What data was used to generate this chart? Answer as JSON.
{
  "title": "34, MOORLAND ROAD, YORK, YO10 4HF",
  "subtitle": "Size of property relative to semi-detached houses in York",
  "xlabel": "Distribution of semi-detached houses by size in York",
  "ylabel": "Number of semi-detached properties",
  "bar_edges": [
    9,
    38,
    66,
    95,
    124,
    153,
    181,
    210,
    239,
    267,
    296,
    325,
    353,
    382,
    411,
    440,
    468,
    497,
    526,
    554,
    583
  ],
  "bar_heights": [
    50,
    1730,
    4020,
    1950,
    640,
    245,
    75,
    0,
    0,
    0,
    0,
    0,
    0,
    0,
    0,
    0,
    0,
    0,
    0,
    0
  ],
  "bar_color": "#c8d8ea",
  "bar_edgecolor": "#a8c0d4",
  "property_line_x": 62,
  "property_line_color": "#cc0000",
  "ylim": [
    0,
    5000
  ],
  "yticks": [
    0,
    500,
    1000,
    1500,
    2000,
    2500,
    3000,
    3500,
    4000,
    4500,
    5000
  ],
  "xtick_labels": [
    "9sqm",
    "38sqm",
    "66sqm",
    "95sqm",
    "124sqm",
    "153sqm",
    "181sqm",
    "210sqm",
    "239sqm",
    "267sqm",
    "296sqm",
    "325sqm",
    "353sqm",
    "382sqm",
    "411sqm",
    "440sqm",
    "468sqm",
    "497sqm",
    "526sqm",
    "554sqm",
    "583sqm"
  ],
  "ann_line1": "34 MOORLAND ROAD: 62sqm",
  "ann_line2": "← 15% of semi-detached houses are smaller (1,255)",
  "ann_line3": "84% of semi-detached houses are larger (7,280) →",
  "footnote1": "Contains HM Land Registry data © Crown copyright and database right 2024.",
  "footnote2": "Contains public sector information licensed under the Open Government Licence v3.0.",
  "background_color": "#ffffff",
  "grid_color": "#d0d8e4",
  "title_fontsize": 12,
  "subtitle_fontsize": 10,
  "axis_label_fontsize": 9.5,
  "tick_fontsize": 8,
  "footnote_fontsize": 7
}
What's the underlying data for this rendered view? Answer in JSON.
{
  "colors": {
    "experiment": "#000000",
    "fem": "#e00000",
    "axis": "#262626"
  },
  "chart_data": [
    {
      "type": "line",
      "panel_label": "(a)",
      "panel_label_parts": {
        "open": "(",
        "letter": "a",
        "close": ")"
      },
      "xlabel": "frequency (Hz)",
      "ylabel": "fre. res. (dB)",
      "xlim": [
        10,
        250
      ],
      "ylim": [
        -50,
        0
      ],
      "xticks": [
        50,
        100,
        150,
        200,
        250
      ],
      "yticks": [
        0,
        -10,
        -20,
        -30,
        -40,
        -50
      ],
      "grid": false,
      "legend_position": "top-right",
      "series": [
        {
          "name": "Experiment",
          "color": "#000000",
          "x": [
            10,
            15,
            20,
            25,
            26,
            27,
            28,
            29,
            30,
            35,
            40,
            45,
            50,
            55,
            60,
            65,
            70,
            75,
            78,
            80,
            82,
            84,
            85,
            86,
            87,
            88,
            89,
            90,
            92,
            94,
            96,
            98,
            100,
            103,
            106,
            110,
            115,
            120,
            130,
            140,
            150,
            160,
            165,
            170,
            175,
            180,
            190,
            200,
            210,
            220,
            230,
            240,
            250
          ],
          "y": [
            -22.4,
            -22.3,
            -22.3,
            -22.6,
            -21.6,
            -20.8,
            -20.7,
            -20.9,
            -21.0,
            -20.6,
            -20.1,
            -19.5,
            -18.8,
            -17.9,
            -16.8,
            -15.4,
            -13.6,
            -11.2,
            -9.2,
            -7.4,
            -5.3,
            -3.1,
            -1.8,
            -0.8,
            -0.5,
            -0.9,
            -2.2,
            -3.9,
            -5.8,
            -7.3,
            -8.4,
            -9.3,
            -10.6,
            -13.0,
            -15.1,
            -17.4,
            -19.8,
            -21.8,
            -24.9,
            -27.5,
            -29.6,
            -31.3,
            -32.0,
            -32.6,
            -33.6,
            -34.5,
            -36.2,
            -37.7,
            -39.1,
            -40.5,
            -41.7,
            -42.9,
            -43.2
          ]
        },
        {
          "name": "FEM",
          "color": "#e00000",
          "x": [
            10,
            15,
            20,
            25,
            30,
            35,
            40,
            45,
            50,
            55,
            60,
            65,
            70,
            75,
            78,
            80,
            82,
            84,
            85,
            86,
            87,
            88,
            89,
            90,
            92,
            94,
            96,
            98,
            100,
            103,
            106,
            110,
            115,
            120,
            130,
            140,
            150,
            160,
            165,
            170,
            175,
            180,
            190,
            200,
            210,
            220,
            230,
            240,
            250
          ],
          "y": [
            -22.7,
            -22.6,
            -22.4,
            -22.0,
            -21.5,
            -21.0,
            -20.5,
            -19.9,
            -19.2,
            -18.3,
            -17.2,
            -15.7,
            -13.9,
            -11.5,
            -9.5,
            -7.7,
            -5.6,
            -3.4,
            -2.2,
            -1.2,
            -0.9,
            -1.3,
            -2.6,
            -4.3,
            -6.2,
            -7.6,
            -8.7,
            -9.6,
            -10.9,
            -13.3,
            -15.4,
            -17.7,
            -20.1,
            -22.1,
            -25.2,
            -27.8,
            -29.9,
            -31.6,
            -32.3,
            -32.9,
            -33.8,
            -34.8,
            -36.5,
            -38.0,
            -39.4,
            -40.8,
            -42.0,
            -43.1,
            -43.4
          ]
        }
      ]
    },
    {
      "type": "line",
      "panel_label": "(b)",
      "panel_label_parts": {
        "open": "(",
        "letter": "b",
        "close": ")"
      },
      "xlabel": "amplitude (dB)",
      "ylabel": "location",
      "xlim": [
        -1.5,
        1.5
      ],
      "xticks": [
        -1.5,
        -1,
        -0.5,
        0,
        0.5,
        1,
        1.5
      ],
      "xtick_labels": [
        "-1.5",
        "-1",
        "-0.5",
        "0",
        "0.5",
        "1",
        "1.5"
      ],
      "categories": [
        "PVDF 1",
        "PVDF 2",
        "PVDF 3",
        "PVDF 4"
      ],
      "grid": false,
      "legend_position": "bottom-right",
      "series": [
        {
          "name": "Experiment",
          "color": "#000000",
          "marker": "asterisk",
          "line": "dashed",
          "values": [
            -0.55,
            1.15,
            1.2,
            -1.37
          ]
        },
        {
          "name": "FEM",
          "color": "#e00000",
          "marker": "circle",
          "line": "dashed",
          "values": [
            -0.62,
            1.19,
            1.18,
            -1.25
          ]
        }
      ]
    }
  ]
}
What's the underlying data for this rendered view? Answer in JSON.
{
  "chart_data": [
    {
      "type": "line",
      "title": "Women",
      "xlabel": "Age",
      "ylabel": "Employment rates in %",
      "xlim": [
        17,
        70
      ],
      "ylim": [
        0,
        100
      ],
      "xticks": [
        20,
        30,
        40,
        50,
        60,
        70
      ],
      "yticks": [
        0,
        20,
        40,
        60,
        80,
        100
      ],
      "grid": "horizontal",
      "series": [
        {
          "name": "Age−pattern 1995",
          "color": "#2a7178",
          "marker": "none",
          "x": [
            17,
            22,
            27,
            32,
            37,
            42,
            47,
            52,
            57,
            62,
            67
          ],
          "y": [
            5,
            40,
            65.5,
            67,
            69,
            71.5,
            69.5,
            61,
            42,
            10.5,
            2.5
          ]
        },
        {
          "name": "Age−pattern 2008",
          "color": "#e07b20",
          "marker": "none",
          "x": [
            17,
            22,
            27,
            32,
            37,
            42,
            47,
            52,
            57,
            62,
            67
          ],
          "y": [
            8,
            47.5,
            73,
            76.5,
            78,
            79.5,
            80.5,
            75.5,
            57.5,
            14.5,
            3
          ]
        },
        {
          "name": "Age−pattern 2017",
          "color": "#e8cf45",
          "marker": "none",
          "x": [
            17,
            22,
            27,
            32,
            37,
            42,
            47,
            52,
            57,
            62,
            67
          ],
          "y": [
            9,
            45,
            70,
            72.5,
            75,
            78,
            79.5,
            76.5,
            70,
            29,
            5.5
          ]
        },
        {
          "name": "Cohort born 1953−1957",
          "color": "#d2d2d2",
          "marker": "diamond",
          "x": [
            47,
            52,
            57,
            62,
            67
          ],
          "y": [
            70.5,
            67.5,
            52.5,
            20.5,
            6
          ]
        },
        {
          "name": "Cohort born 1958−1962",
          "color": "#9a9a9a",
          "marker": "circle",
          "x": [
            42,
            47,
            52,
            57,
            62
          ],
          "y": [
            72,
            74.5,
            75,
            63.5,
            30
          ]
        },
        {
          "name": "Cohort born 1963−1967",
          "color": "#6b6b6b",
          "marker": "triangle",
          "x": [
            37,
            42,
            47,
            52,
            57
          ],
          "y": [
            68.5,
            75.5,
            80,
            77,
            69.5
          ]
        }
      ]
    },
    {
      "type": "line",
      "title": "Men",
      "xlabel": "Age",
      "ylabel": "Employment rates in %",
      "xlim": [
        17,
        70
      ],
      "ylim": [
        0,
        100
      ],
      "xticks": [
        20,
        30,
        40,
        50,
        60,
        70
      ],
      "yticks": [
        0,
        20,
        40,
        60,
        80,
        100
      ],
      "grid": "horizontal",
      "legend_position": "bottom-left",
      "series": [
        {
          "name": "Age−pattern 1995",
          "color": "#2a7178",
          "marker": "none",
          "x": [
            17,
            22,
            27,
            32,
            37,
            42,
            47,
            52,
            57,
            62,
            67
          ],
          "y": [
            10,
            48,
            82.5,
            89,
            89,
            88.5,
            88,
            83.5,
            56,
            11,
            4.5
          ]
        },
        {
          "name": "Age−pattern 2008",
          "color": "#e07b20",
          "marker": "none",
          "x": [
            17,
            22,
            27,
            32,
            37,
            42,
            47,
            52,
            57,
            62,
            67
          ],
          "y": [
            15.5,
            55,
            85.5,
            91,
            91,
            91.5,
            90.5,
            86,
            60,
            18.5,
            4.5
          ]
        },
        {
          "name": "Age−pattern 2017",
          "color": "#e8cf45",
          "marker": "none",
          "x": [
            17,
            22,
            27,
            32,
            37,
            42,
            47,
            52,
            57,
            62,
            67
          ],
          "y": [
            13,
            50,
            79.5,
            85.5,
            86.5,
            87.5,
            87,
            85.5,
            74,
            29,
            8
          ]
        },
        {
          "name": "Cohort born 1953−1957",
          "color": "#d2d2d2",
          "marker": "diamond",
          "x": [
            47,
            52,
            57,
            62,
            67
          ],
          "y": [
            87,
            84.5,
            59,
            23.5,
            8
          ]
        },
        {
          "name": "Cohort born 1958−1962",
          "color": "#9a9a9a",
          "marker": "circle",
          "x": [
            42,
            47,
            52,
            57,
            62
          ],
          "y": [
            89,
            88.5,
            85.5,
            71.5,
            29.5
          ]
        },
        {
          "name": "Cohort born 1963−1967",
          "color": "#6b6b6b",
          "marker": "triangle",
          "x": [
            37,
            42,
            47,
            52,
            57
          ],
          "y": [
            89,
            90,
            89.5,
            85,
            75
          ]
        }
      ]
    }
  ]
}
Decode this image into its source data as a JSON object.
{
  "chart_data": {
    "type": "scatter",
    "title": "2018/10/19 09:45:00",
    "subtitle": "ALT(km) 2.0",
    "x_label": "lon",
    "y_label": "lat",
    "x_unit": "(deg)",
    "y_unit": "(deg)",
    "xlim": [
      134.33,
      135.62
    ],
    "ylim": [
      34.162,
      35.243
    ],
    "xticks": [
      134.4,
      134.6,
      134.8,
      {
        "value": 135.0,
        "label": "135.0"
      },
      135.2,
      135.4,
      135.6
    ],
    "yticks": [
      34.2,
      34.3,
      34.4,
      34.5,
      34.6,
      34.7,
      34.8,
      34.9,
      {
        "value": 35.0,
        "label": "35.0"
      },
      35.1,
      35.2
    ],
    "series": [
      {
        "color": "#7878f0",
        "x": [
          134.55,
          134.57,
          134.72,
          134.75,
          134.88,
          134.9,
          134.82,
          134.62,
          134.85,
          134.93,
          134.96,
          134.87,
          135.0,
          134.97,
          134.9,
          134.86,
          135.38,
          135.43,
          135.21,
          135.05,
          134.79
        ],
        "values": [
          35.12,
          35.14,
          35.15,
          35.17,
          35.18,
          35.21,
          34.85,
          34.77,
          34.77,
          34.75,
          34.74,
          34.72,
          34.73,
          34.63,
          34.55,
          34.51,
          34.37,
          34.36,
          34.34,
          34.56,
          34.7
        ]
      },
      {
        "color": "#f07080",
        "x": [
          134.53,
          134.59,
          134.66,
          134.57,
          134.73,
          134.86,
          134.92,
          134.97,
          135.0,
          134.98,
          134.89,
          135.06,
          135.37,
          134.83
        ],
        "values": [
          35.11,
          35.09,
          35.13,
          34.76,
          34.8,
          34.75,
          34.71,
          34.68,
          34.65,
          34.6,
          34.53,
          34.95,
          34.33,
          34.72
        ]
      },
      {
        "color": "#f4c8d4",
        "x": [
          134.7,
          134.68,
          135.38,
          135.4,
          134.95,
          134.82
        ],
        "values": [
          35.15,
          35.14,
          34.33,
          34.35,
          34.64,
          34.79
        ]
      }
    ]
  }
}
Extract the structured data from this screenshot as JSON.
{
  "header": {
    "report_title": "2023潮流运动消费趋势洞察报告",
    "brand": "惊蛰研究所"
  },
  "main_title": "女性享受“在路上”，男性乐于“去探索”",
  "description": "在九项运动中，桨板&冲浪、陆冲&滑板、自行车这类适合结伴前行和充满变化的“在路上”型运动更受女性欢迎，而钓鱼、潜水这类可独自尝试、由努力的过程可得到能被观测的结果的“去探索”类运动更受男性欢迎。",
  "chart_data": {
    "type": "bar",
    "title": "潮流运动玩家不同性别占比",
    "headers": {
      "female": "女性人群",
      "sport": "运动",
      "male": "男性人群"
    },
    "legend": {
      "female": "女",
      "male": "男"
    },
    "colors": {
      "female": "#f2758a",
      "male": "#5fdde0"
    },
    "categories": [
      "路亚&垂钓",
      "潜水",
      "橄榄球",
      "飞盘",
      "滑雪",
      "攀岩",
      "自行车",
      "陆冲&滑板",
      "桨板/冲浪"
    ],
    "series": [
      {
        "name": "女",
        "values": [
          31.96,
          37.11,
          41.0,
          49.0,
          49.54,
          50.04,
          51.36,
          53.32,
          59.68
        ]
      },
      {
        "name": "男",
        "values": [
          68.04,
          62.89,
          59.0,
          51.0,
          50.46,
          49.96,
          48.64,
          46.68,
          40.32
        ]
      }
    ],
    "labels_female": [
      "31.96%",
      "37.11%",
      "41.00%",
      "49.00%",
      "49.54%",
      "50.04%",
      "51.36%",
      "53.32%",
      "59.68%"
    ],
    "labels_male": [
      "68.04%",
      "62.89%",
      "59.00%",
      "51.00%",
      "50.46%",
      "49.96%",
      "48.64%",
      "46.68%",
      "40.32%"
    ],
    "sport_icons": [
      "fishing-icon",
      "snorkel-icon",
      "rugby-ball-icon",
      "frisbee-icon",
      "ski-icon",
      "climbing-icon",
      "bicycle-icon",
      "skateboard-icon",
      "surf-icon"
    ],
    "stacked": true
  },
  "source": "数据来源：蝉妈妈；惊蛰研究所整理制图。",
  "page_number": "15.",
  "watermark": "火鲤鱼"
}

GOAL OF THE EXERCISE.
Pull out each line of the listing that holds the string "xlabel".

SOLUTION FOR THIS TASK.
  "xlabel": "Distribution of semi-detached houses by size in York",
      "xlabel": "frequency (Hz)",
      "xlabel": "amplitude (dB)",
      "xlabel": "Age",
      "xlabel": "Age",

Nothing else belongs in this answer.